▶ _Exercise details_
Would you restate all the data that follows, word for word?

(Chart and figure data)
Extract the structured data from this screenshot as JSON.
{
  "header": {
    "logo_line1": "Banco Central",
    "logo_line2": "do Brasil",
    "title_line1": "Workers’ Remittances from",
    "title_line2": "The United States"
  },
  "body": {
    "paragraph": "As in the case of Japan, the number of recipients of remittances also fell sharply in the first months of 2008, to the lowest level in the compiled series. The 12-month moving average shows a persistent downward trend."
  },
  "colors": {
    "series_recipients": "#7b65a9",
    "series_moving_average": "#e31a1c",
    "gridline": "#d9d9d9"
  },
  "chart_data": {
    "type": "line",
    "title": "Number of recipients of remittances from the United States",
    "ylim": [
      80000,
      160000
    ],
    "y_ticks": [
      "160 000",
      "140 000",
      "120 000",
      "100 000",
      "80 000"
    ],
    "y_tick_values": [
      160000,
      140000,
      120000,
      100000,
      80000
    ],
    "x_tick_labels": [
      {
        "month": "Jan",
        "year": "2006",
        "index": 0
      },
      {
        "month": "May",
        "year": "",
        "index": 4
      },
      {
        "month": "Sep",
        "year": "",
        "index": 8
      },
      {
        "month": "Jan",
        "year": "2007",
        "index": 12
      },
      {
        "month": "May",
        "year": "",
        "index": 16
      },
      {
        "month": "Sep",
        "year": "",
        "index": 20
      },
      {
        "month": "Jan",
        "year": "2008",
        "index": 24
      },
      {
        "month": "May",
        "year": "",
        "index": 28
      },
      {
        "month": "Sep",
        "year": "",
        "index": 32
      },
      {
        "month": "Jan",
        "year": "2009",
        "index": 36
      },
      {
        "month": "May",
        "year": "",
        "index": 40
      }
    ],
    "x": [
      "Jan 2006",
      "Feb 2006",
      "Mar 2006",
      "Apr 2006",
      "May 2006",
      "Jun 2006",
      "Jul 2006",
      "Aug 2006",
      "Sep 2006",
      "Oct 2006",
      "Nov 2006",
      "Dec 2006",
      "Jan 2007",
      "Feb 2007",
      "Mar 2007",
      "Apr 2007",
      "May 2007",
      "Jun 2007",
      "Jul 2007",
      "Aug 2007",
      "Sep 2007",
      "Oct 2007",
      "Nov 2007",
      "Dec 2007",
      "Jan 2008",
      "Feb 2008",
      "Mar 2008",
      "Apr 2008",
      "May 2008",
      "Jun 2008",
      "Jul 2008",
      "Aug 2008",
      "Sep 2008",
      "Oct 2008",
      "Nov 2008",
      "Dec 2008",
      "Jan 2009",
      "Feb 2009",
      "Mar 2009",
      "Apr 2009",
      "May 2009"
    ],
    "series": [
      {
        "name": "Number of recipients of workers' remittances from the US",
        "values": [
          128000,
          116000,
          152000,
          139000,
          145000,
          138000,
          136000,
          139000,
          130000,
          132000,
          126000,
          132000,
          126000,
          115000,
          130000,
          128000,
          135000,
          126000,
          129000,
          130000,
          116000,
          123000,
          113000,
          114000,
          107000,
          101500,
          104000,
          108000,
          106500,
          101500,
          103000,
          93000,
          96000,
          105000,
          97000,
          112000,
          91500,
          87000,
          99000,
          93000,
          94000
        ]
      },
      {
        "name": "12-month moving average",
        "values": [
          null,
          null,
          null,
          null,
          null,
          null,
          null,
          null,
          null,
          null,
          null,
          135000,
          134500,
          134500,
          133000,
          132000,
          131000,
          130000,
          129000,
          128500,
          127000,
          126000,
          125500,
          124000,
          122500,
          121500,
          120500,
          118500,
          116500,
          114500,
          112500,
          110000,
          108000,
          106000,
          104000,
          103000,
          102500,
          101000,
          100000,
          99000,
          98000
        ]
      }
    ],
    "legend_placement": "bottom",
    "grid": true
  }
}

▶ _Solution to the exercise_
Extract the structured data from this screenshot as JSON.
{
  "header": {
    "logo_line1": "Banco Central",
    "logo_line2": "do Brasil",
    "title_line1": "Workers’ Remittances from",
    "title_line2": "The United States"
  },
  "body": {
    "paragraph": "As in the case of Japan, the number of recipients of remittances also fell sharply in the first months of 2008, to the lowest level in the compiled series. The 12-month moving average shows a persistent downward trend."
  },
  "colors": {
    "series_recipients": "#7b65a9",
    "series_moving_average": "#e31a1c",
    "gridline": "#d9d9d9"
  },
  "chart_data": {
    "type": "line",
    "title": "Number of recipients of remittances from the United States",
    "ylim": [
      80000,
      160000
    ],
    "y_ticks": [
      "160 000",
      "140 000",
      "120 000",
      "100 000",
      "80 000"
    ],
    "y_tick_values": [
      160000,
      140000,
      120000,
      100000,
      80000
    ],
    "x_tick_labels": [
      {
        "month": "Jan",
        "year": "2006",
        "index": 0
      },
      {
        "month": "May",
        "year": "",
        "index": 4
      },
      {
        "month": "Sep",
        "year": "",
        "index": 8
      },
      {
        "month": "Jan",
        "year": "2007",
        "index": 12
      },
      {
        "month": "May",
        "year": "",
        "index": 16
      },
      {
        "month": "Sep",
        "year": "",
        "index": 20
      },
      {
        "month": "Jan",
        "year": "2008",
        "index": 24
      },
      {
        "month": "May",
        "year": "",
        "index": 28
      },
      {
        "month": "Sep",
        "year": "",
        "index": 32
      },
      {
        "month": "Jan",
        "year": "2009",
        "index": 36
      },
      {
        "month": "May",
        "year": "",
        "index": 40
      }
    ],
    "x": [
      "Jan 2006",
      "Feb 2006",
      "Mar 2006",
      "Apr 2006",
      "May 2006",
      "Jun 2006",
      "Jul 2006",
      "Aug 2006",
      "Sep 2006",
      "Oct 2006",
      "Nov 2006",
      "Dec 2006",
      "Jan 2007",
      "Feb 2007",
      "Mar 2007",
      "Apr 2007",
      "May 2007",
      "Jun 2007",
      "Jul 2007",
      "Aug 2007",
      "Sep 2007",
      "Oct 2007",
      "Nov 2007",
      "Dec 2007",
      "Jan 2008",
      "Feb 2008",
      "Mar 2008",
      "Apr 2008",
      "May 2008",
      "Jun 2008",
      "Jul 2008",
      "Aug 2008",
      "Sep 2008",
      "Oct 2008",
      "Nov 2008",
      "Dec 2008",
      "Jan 2009",
      "Feb 2009",
      "Mar 2009",
      "Apr 2009",
      "May 2009"
    ],
    "series": [
      {
        "name": "Number of recipients of workers' remittances from the US",
        "values": [
          128000,
          116000,
          152000,
          139000,
          145000,
          138000,
          136000,
          139000,
          130000,
          132000,
          126000,
          132000,
          126000,
          115000,
          130000,
          128000,
          135000,
          126000,
          129000,
          130000,
          116000,
          123000,
          113000,
          114000,
          107000,
          101500,
          104000,
          108000,
          106500,
          101500,
          103000,
          93000,
          96000,
          105000,
          97000,
          112000,
          91500,
          87000,
          99000,
          93000,
          94000
        ]
      },
      {
        "name": "12-month moving average",
        "values": [
          null,
          null,
          null,
          null,
          null,
          null,
          null,
          null,
          null,
          null,
          null,
          135000,
          134500,
          134500,
          133000,
          132000,
          131000,
          130000,
          129000,
          128500,
          127000,
          126000,
          125500,
          124000,
          122500,
          121500,
          120500,
          118500,
          116500,
          114500,
          112500,
          110000,
          108000,
          106000,
          104000,
          103000,
          102500,
          101000,
          100000,
          99000,
          98000
        ]
      }
    ],
    "legend_placement": "bottom",
    "grid": true
  }
}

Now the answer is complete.